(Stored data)
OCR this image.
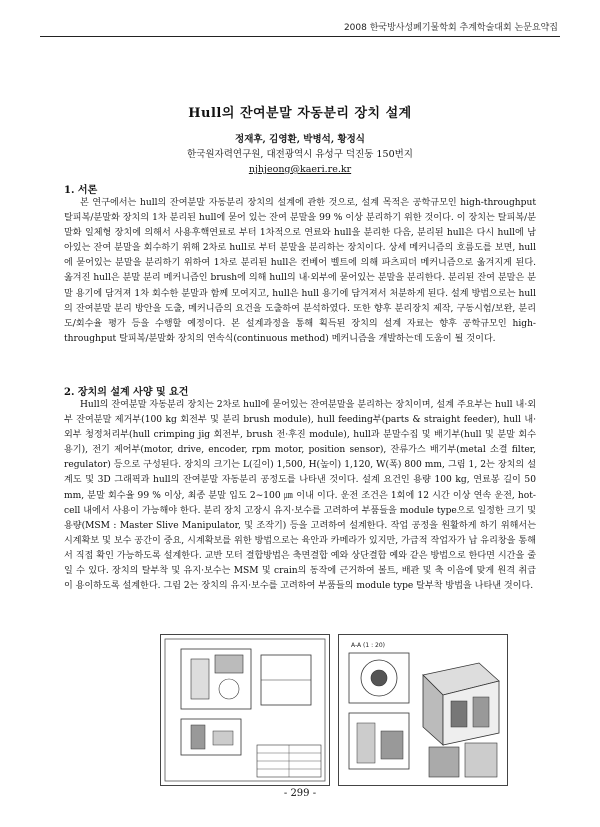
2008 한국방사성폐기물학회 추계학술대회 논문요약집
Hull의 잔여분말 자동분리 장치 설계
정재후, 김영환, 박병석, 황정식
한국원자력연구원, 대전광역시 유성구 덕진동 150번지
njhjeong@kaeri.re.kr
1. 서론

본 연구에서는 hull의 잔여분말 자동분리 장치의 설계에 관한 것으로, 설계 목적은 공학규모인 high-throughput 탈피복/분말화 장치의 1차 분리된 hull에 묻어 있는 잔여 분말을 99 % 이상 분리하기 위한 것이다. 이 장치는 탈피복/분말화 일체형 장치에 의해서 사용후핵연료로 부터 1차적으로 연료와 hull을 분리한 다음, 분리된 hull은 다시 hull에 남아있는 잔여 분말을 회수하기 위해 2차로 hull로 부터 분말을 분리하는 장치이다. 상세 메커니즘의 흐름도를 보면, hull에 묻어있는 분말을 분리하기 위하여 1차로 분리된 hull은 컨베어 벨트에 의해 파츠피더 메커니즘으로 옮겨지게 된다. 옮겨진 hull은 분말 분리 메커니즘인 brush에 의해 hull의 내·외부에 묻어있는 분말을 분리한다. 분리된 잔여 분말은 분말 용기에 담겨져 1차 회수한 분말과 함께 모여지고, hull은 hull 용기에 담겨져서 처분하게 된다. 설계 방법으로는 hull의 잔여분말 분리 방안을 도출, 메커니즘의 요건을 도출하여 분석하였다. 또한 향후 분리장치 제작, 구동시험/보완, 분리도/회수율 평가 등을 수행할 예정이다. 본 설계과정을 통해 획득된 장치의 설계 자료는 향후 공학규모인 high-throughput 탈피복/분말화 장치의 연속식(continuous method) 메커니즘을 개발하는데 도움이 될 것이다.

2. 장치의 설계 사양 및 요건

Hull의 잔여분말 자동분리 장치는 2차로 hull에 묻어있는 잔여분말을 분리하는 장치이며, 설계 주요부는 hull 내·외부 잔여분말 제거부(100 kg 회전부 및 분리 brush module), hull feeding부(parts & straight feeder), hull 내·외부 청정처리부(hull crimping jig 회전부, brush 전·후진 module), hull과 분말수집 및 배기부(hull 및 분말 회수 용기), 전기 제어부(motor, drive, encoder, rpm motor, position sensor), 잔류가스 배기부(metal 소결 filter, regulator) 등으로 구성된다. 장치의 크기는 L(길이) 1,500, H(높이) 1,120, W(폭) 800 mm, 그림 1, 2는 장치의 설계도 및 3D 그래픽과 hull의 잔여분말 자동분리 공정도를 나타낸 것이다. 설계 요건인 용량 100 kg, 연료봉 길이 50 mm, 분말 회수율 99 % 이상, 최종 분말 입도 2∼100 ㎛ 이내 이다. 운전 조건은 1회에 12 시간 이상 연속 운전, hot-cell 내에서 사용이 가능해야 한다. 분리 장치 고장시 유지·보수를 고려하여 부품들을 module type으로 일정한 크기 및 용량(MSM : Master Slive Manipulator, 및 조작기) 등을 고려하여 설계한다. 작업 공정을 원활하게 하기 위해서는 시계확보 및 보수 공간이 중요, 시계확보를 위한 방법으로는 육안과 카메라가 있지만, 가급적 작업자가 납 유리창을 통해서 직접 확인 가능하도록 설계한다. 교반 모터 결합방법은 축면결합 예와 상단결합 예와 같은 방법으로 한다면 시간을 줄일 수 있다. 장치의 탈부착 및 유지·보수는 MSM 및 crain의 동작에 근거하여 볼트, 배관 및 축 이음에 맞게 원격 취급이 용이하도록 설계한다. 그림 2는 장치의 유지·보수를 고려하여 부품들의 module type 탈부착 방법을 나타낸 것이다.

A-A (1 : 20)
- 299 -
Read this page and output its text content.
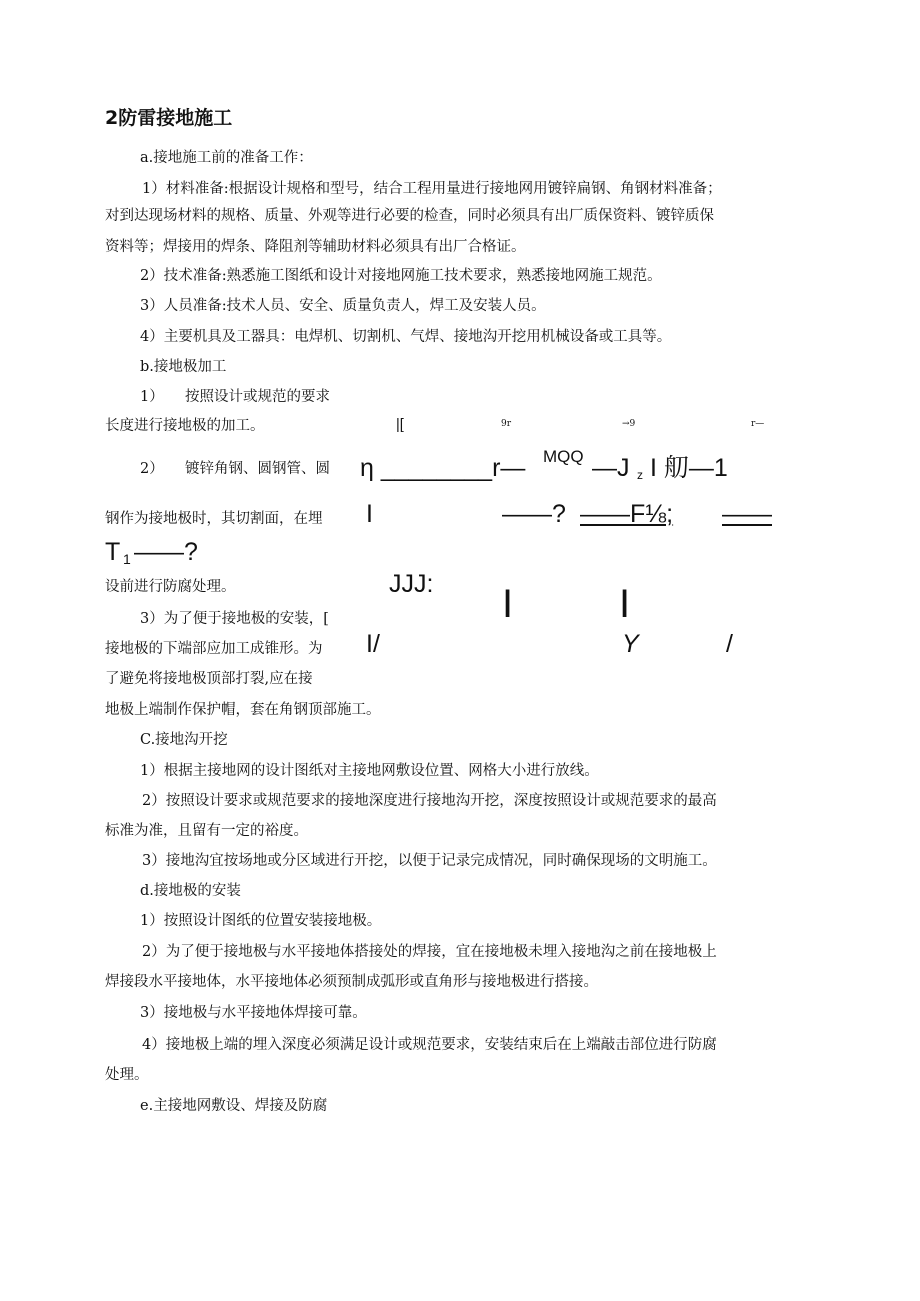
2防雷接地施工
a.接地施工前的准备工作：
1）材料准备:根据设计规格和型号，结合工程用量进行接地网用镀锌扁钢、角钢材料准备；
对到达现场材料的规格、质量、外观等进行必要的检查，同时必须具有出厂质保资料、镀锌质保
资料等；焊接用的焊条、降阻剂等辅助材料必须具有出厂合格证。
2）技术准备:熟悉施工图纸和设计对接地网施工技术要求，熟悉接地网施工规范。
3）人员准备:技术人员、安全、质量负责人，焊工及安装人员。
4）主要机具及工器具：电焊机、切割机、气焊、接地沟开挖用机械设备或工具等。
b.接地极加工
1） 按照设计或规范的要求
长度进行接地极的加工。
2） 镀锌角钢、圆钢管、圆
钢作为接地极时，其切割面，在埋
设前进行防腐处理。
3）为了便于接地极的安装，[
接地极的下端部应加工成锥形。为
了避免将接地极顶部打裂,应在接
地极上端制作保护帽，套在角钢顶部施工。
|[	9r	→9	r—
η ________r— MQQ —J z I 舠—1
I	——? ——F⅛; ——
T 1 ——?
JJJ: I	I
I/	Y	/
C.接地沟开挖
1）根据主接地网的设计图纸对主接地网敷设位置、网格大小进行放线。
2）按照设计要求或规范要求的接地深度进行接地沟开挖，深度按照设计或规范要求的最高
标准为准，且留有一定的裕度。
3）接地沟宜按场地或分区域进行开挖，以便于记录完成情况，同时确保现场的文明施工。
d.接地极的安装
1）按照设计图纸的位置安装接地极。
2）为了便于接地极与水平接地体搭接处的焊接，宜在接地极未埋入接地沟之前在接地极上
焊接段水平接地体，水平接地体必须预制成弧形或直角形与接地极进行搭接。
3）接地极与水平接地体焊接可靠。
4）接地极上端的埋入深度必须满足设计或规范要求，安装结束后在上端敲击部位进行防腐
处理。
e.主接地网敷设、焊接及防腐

--

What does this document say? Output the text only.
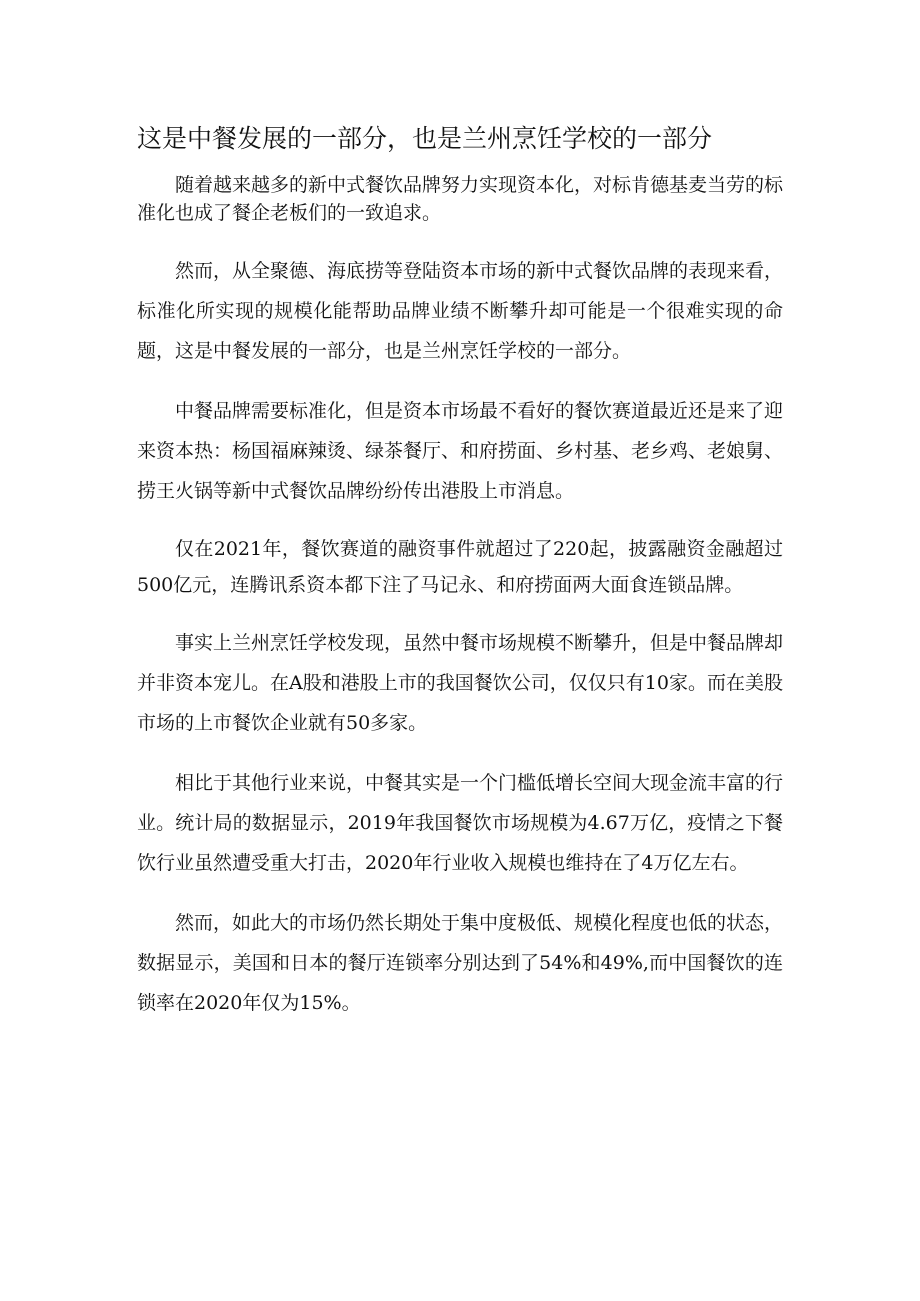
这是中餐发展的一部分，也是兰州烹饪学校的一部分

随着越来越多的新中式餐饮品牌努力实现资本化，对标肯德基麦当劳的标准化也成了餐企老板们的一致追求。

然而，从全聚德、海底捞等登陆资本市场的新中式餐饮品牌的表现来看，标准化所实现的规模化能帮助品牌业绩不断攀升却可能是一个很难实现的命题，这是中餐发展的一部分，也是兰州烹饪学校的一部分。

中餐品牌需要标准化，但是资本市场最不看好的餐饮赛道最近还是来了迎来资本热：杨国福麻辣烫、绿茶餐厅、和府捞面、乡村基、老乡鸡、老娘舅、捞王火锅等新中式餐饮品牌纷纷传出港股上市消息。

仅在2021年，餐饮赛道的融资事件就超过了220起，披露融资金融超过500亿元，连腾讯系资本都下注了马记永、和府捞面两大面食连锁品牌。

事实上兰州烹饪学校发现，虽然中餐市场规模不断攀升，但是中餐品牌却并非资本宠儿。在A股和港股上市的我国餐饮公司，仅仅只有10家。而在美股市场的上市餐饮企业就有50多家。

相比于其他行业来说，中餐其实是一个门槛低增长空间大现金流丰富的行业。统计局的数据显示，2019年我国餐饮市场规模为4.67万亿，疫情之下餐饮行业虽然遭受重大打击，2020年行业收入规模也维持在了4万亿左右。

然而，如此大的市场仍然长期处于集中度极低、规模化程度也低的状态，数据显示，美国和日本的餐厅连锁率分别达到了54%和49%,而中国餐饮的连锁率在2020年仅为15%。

* * *

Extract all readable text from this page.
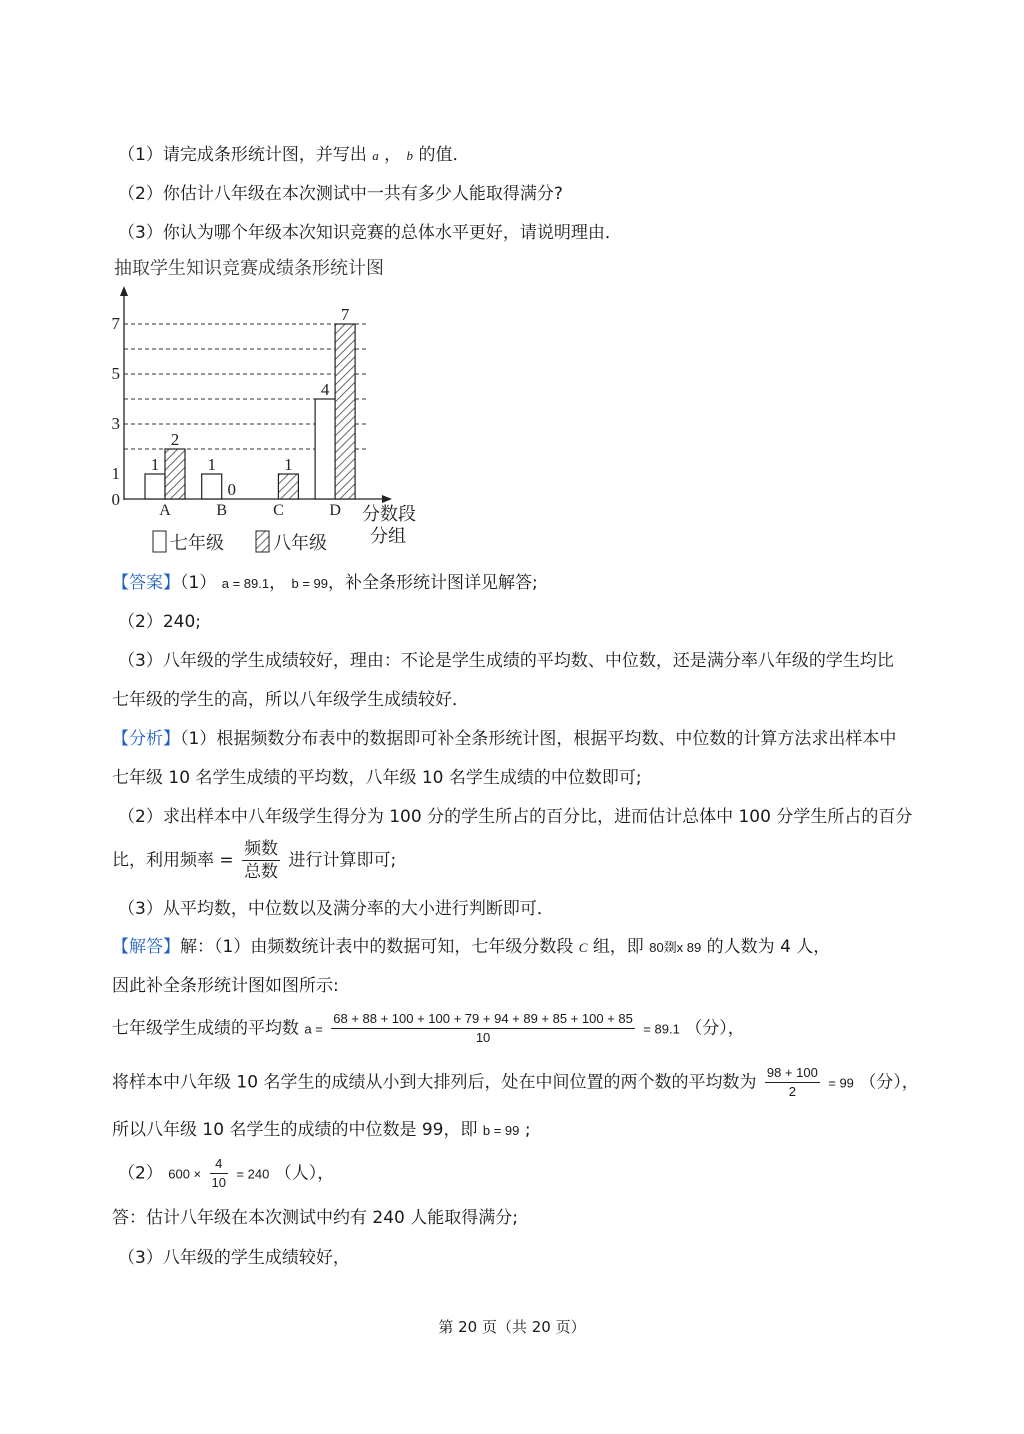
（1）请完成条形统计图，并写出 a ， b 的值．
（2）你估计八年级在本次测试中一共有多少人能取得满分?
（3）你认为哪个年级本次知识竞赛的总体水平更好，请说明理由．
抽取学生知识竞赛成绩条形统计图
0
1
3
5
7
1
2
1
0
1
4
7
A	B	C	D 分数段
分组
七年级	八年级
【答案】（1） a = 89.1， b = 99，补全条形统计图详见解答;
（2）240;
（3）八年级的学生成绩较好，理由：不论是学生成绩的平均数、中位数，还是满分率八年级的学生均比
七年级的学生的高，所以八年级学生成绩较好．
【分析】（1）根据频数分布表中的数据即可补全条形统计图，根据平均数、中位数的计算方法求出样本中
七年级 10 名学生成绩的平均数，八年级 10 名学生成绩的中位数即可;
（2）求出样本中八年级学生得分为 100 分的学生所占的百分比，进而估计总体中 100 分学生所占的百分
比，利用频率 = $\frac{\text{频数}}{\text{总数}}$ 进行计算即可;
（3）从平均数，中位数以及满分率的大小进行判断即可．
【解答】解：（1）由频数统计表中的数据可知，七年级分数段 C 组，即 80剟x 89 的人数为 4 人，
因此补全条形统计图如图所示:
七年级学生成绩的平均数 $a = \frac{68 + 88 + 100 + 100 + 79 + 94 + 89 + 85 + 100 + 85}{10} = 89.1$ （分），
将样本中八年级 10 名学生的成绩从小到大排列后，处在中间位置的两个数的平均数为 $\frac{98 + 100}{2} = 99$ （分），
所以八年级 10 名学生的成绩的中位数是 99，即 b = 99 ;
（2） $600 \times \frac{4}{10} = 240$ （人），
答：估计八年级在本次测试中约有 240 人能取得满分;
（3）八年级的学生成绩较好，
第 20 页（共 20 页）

_Goal of the exercise:_ Using the records given above, list every line that includes the word "八年级的学生成绩较好".

_Output for this task:_
（3）八年级的学生成绩较好，理由：不论是学生成绩的平均数、中位数，还是满分率八年级的学生均比
（3）八年级的学生成绩较好，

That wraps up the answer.